* **Trecho fornecido**
“A última palavra da razão sobre si mesma é o reconhecimento de um vazio que só as promessas cristãs poderão preencher.”
(Pe. Leonel Franca)
(Pe. Leonel Franca)
Por Saulo Eleazer
Filosofia (etimologicamente philos sophias) é um amor à sabedoria que se objetiva na busca da Verdade à luz do Logos; uma disciplina da razão construída com processos demonstrativos de ordem intelectual. De acordo com a história, Pitágoras de Samos (± 580 – 500 a.C.) fora o primeiro a utilizar-se desta nomenclatura. Certa feita, aclamado como “sábio”, julgou-se indigno desta denominação. Pedira, então, para ser chamado, tão somente, “amigo do saber”. Esta postura, do pré-socrático revela-nos duas características essenciais num filósofo: humildade e perseverança.
Antes, porém, de aprofundar o sentido desta ciência, é necessário ter em mente alguns dados fundamentais. Prescindir de certas informações basilares poderia nos levar a conclusões errôneas e perigosas.
A realidade compreende duas zonas (ou ordens) especificamente unidas e intercomunicadas: uma “Natural”, acessível às luzes da razão, e outra “Sobrenatural”, cognoscível pela Divina revelação. A esta corresponde, obviamente, um conhecimento sobrenatural, a fé[1]; enquanto que àquela corresponde um conhecimento natural: estamos aqui no terreno próprio da Filosofia.
Ora, Deus é autor de ambas as ordens, portanto, não pode haver jamais qualquer incompatibilidade ontológica entre elas. Assim como a realidade natural se submete à sobrenatural, de igual modo, o conhecimento filosófico (e o conhecimento natural como um todo) deve subordinar-se ao conhecimento sobrenatural, mantendo, entretanto, sua devida autonomia nos limites essenciais que lhe são próprios.
Embora a filosofia possua certa autonomia na medida em que reconhece como sua a consideração e o estudo das coisas criadas como tais (isto é, sua natureza e causa), não pode, no entanto, contradizer as afirmações dogmáticas da fé cristã. [2] Esta deve ser tomada, isto sim, como regra do procedimento correto da razão, pois, “Cristo iluminou a vida, e iluminando-a envolveu também a filosofia de claridades benfazejas.” [3] Assim, a Filosofia, este saber pelos supremos princípios, porque sustentada com elementos racionais, está submetida a uma sabedoria superior que lhe eleva e robustece.

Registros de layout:
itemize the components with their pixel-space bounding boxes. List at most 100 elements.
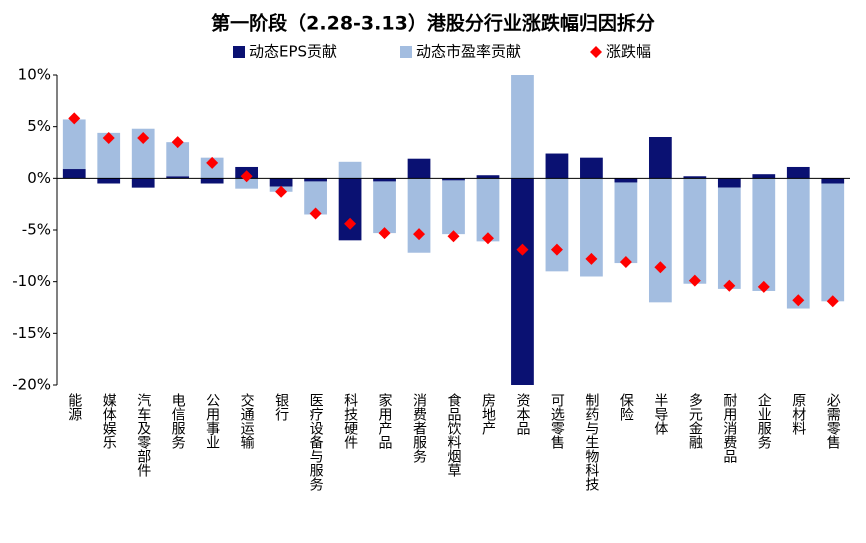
bar [131, 128, 155, 179]
marker [206, 156, 219, 169]
bar [648, 137, 672, 179]
legend-label: 涨跌幅 [606, 43, 651, 61]
chart-title: 第一阶段（2.28-3.13）港股分行业涨跌幅归因拆分 [211, 12, 655, 35]
marker [344, 217, 357, 230]
marker [550, 243, 563, 256]
bar [407, 178, 431, 253]
legend-swatch [400, 46, 412, 58]
bar [62, 119, 86, 170]
marker [447, 230, 460, 243]
legend-swatch [590, 46, 602, 58]
x-tick-label: 交通运输 [239, 392, 255, 449]
marker [68, 112, 81, 125]
x-tick-label: 科技硬件 [342, 393, 358, 449]
marker [757, 280, 770, 293]
x-tick-label: 公用事业 [204, 393, 220, 449]
marker [275, 185, 288, 198]
bar [545, 153, 569, 179]
x-tick-label: 原材料 [790, 393, 806, 435]
x-tick-label: 耐用消费品 [721, 393, 737, 463]
bar [752, 178, 776, 291]
marker [137, 132, 150, 145]
bar [821, 183, 845, 302]
bar [786, 178, 810, 309]
y-tick-label: 0% [27, 169, 51, 187]
x-tick-label: 汽车及零部件 [135, 393, 151, 477]
bar [200, 178, 224, 184]
x-tick-label: 可选零售 [549, 393, 565, 449]
marker [102, 132, 115, 145]
marker [619, 256, 632, 269]
marker [171, 136, 184, 149]
x-tick-label: 银行 [273, 393, 289, 422]
y-tick-label: -15% [12, 324, 51, 342]
bar [131, 178, 155, 188]
marker [516, 243, 529, 256]
bar [269, 178, 293, 187]
bar [580, 157, 603, 179]
x-tick-label: 半导体 [652, 393, 668, 435]
bar [97, 132, 121, 179]
x-tick-label: 媒体娱乐 [101, 393, 117, 449]
bar [683, 176, 707, 179]
y-tick-label: 5% [27, 117, 51, 135]
legend-swatch [233, 46, 245, 58]
x-tick-label: 家用产品 [377, 392, 393, 449]
y-tick-label: -5% [22, 221, 51, 239]
x-tick-label: 保险 [618, 393, 634, 421]
marker [240, 170, 253, 183]
bar [97, 178, 121, 184]
y-tick-label: 10% [18, 66, 51, 84]
x-tick-label: 多元金融 [687, 392, 703, 449]
bar [717, 178, 741, 188]
bar [614, 178, 638, 183]
x-tick-label: 企业服务 [756, 392, 772, 449]
bar [235, 178, 259, 189]
bar [648, 178, 672, 303]
bar [373, 181, 396, 234]
bar [821, 178, 845, 184]
bar [683, 178, 707, 284]
x-tick-label: 电信服务 [170, 393, 186, 449]
bar [407, 158, 431, 179]
bar [476, 178, 500, 242]
marker [585, 252, 598, 265]
x-tick-label: 房地产 [480, 393, 496, 436]
bar [786, 166, 810, 179]
marker [688, 274, 701, 287]
legend-label: 动态市盈率贡献 [416, 43, 521, 61]
bar [442, 180, 465, 235]
bar [752, 174, 776, 179]
bar [545, 178, 569, 272]
bar [614, 182, 638, 264]
y-tick-label: -20% [12, 376, 51, 394]
bar [717, 187, 741, 289]
bar [338, 161, 362, 179]
y-tick-label: -10% [12, 272, 51, 290]
bar [511, 178, 534, 385]
bar [442, 178, 465, 181]
marker [413, 228, 426, 241]
x-tick-label: 食品饮料烟草 [446, 392, 462, 477]
bar [338, 178, 362, 241]
x-tick-label: 消费者服务 [411, 393, 427, 463]
bar [62, 169, 86, 179]
bar [580, 178, 603, 277]
x-tick-label: 医疗设备与服务 [308, 393, 324, 491]
bar [511, 75, 534, 179]
x-tick-label: 资本品 [514, 393, 530, 435]
marker [309, 207, 322, 220]
x-tick-label: 能源 [66, 393, 82, 421]
marker [378, 227, 391, 240]
bar [373, 178, 396, 182]
marker [481, 232, 494, 245]
x-tick-label: 必需零售 [825, 393, 841, 449]
marker [792, 294, 805, 307]
marker [826, 295, 839, 308]
bar [476, 175, 500, 179]
bar [166, 176, 190, 179]
bar [304, 181, 327, 215]
bar [166, 142, 190, 177]
legend: 动态EPS贡献 动态市盈率贡献 涨跌幅 [233, 43, 651, 61]
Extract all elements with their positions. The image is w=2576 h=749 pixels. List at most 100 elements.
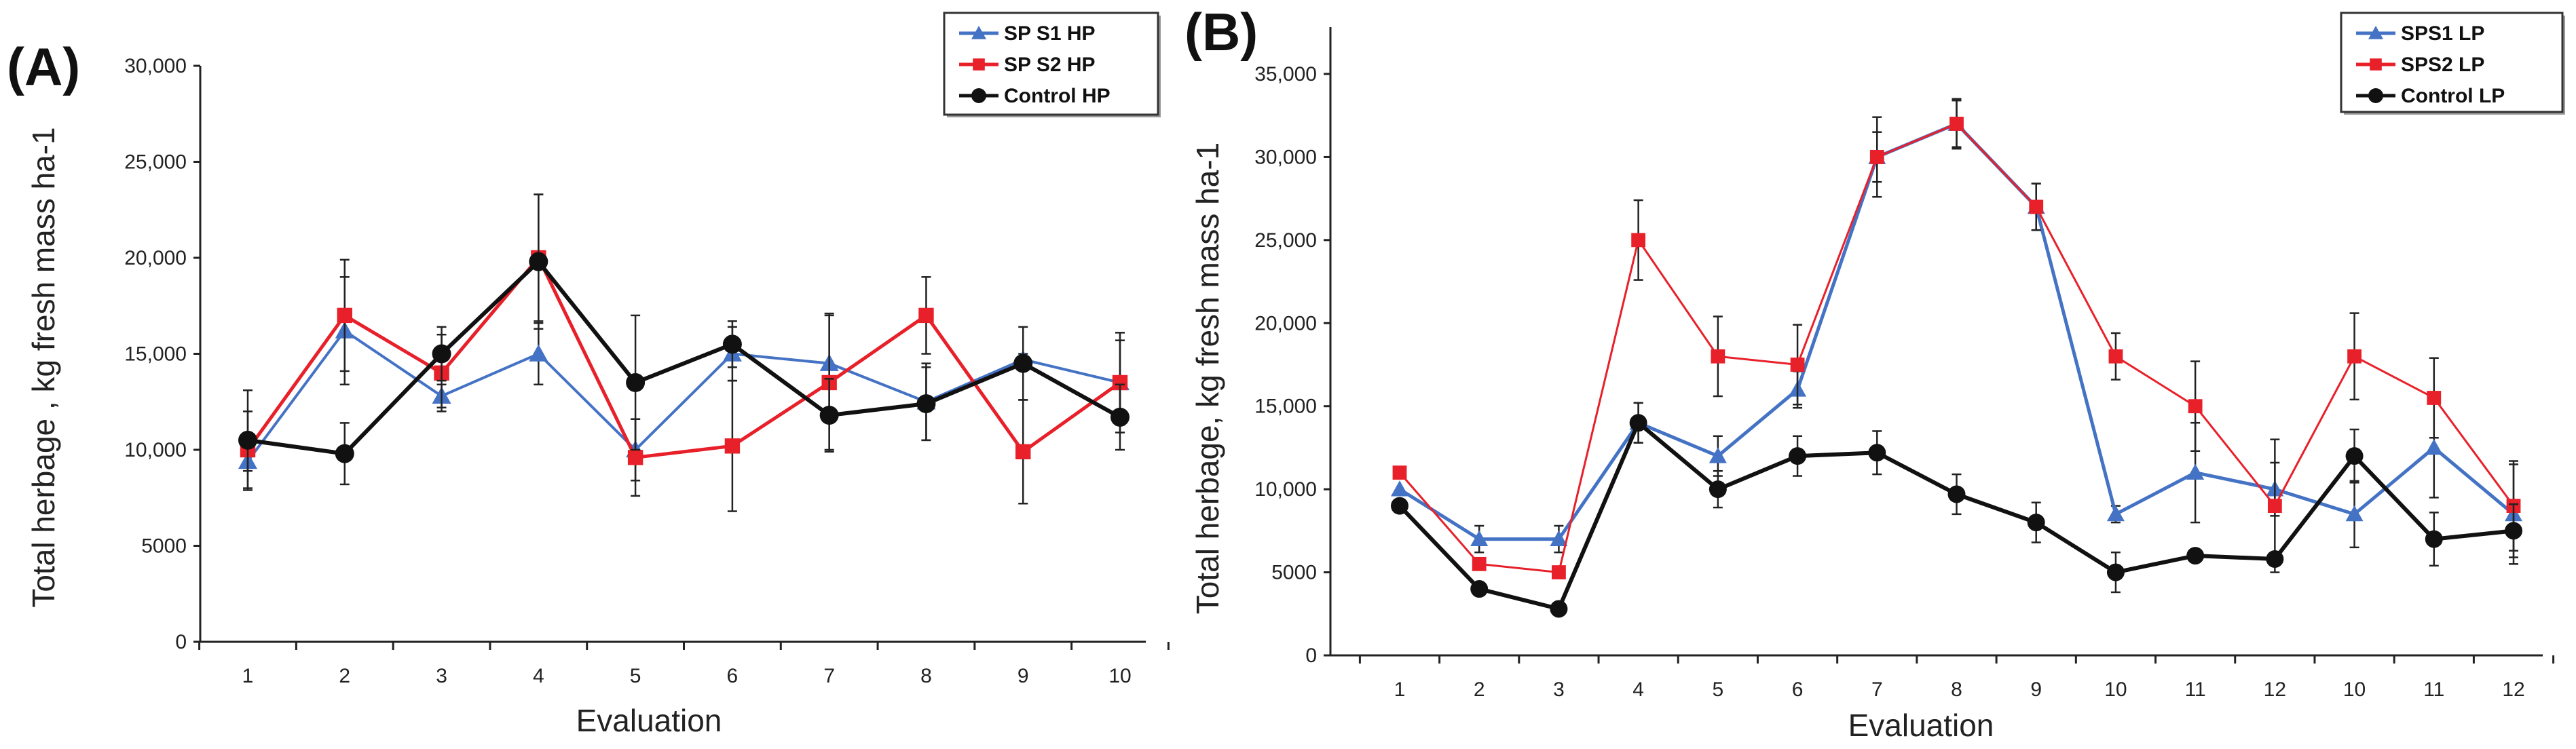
y-tick-label: 25,000 [124,151,187,174]
x-tick-label: 12 [2502,678,2524,701]
x-tick-label: 6 [727,665,739,687]
legend: SP S1 HP SP S2 HP Control HP [943,12,1161,117]
data-point [1112,374,1128,391]
data-point [1711,349,1725,364]
data-point [722,334,742,354]
legend-label: SP S1 HP [1004,22,1096,45]
data-point [1789,447,1807,465]
data-point [337,307,352,324]
legend-label: Control LP [2401,85,2505,107]
y-tick-label: 30,000 [1254,146,1317,168]
data-point [1391,497,1408,515]
data-point [1869,150,1884,164]
y-tick-label: 20,000 [1254,312,1317,334]
data-point [2347,349,2362,364]
data-point [1110,407,1130,427]
data-point [2106,505,2125,522]
x-axis-title: Evaluation [1848,708,1994,743]
series-control-hp [238,193,1130,491]
x-tick-label: 3 [1553,678,1565,701]
legend-label: Control HP [1004,85,1110,107]
data-point [1472,556,1487,571]
x-tick-label: 10 [1108,665,1131,687]
x-tick-label: 10 [2104,678,2127,701]
series-sp-s1-hp [238,276,1130,482]
data-point [1631,233,1646,248]
data-point [918,307,934,324]
x-tick-label: 5 [630,665,641,687]
data-point [1790,358,1805,372]
data-point [2108,349,2123,364]
x-tick-label: 7 [1871,678,1883,701]
series-sps2-lp [1392,98,2521,579]
series-sp-s2-hp [240,193,1128,512]
y-tick-label: 30,000 [124,55,187,77]
y-tick-label: 15,000 [124,343,187,366]
data-point [2106,563,2125,581]
data-point [1470,530,1489,546]
legend-label: SP S2 HP [1004,54,1096,76]
data-point [529,344,548,362]
x-tick-label: 11 [2185,678,2206,701]
x-tick-label: 8 [920,665,932,687]
data-point [1868,444,1886,462]
legend-marker-icon [2368,26,2383,39]
data-point [1552,565,1566,579]
legend-label: SPS2 LP [2401,54,2484,76]
data-point [2188,399,2203,414]
data-point [238,430,257,450]
data-point [1392,465,1407,480]
x-tick-label: 1 [1394,678,1406,701]
x-tick-label: 1 [242,665,254,687]
y-tick-label: 0 [175,631,187,653]
x-tick-label: 4 [1632,678,1644,701]
data-point [1391,480,1408,497]
y-tick-label: 10,000 [124,439,187,461]
x-tick-label: 2 [1474,678,1485,701]
data-point [1470,580,1489,598]
legend-marker-icon [2370,58,2382,71]
data-point [1550,530,1568,546]
x-tick-label: 3 [436,665,447,687]
data-point [627,450,643,465]
data-point [529,252,548,271]
x-tick-label: 12 [2264,678,2286,701]
data-point [1013,353,1033,373]
x-tick-label: 7 [823,665,835,687]
y-tick-label: 25,000 [1254,229,1317,252]
y-axis-title: Total herbage, kg fresh mass ha-1 [1190,142,1225,614]
data-point [1949,117,1964,131]
x-tick-label: 4 [533,665,544,687]
data-point [2345,505,2364,522]
x-tick-label: 2 [339,665,350,687]
data-point [1629,414,1647,432]
y-tick-label: 35,000 [1254,63,1317,85]
data-point [2427,391,2442,405]
data-point [724,438,741,454]
data-point [2029,199,2044,214]
x-tick-label: 8 [1951,678,1962,701]
legend-marker-icon [971,26,986,39]
data-point [1015,444,1031,460]
panel-label: (A) [7,37,80,96]
data-point [2505,522,2522,540]
panel-a-chart: (A) 0 5000 10,000 15,000 20,000 25,000 30,000 1 2… [7,12,1170,738]
data-point [1947,485,1966,503]
series-line [247,258,1121,456]
series-control-lp [1391,402,2522,618]
x-tick-label: 6 [1792,678,1804,701]
y-tick-label: 5000 [141,535,187,558]
series-line [246,328,1121,463]
data-point [626,372,646,392]
y-tick-label: 5000 [1271,562,1317,584]
x-tick-label: 5 [1713,678,1724,701]
panel-b-chart: (B)0500010,00015,00020,00025,00030,00035… [1184,2,2565,743]
x-tick-label: 9 [2030,678,2042,701]
data-point [1550,600,1568,618]
data-point [2425,530,2443,548]
series-line [246,254,1121,460]
legend-label: SPS1 LP [2401,22,2484,45]
data-point [335,444,354,463]
data-point [1709,480,1727,499]
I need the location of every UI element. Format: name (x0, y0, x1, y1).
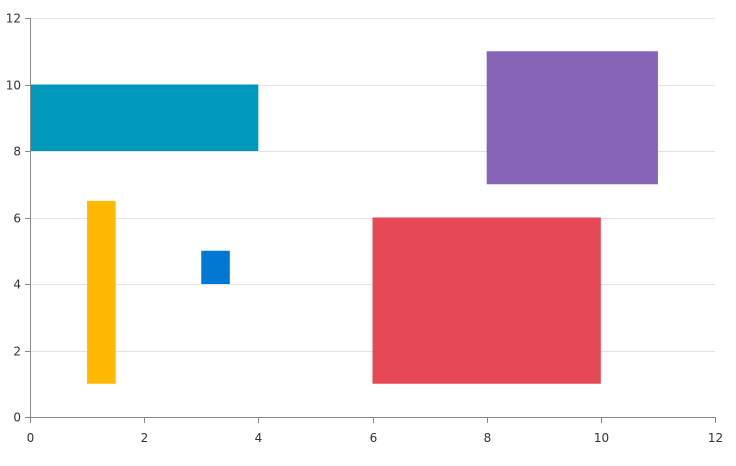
x-tick-label: 0 (27, 431, 35, 445)
y-tick-label: 10 (6, 79, 21, 93)
x-tick-label: 2 (141, 431, 149, 445)
x-tick-label: 12 (708, 431, 723, 445)
y-tick-label: 8 (13, 145, 21, 159)
chart-rects (30, 51, 658, 384)
rect-red (372, 217, 601, 384)
y-tick-label: 12 (6, 12, 21, 26)
rect-teal (30, 84, 259, 151)
x-tick-label: 4 (255, 431, 263, 445)
axes: 0 2 4 6 8 10 12 0 2 4 6 8 10 12 (6, 12, 723, 446)
rect-purple (486, 51, 658, 185)
rect-yellow (87, 200, 116, 384)
y-tick-label: 4 (13, 278, 21, 292)
y-tick-label: 2 (13, 345, 21, 359)
y-tick-label: 6 (13, 212, 21, 226)
x-tick-label: 6 (370, 431, 378, 445)
rect-blue (201, 250, 230, 284)
x-tick-label: 10 (594, 431, 609, 445)
y-tick-label: 0 (13, 411, 21, 425)
x-tick-label: 8 (484, 431, 492, 445)
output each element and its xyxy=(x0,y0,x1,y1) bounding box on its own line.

* **Instrução 1**
No trecho sobre filosofia e fé, quais duas características essenciais num filósofo a postura de Pitágoras revela?
* **Instrução 2**
Retome o texto sobre a relação entre filosofia e fé, prosseguindo a partir da última frase apresentada.

* **Resposta 1**
Humildade e perseverança.

* **Resposta 2**
Como se percebe facilmente, em virtude dessa subordinação, a Filosofia longe de ser desfalcada ou prejudicada, recebe da fé (e, por conseguinte, da teologia) grandes benefícios. A fé não ensina ao filósofo filosofar, nem mesmo se intromete em seus domínios próprios para sinalizar-lhe em que ponto seu raciocínio se extraviou, mas, ao contrário, se limita, tão somente, a indicar-lhe seu erro incompatível com a verdade que ela sabe ensinar com toda certeza. É o próprio filósofo quem deve recomeçar seu caminho para encontrar o desvio ocorrido durante o percurso investigativo.
Portanto, a Filosofia, ainda que especificamente distinta do conhecimento sobrenatural, ela, como expressão que é junto a este de uma realidade total (composta de natureza e sobre-natureza, intimamente unidos), forma com ele um saber onde ambos os setores se comunicam hierarquicamente para constituir a “Sabedoria Cristã”. Deste modo, preparando-nos racionalmente para o grande benefício da iluminação cristã, assimilando e desenvolvendo as suas riquezas investigáveis, a razão acompanha-nos sempre na vida como benfeitora e amiga.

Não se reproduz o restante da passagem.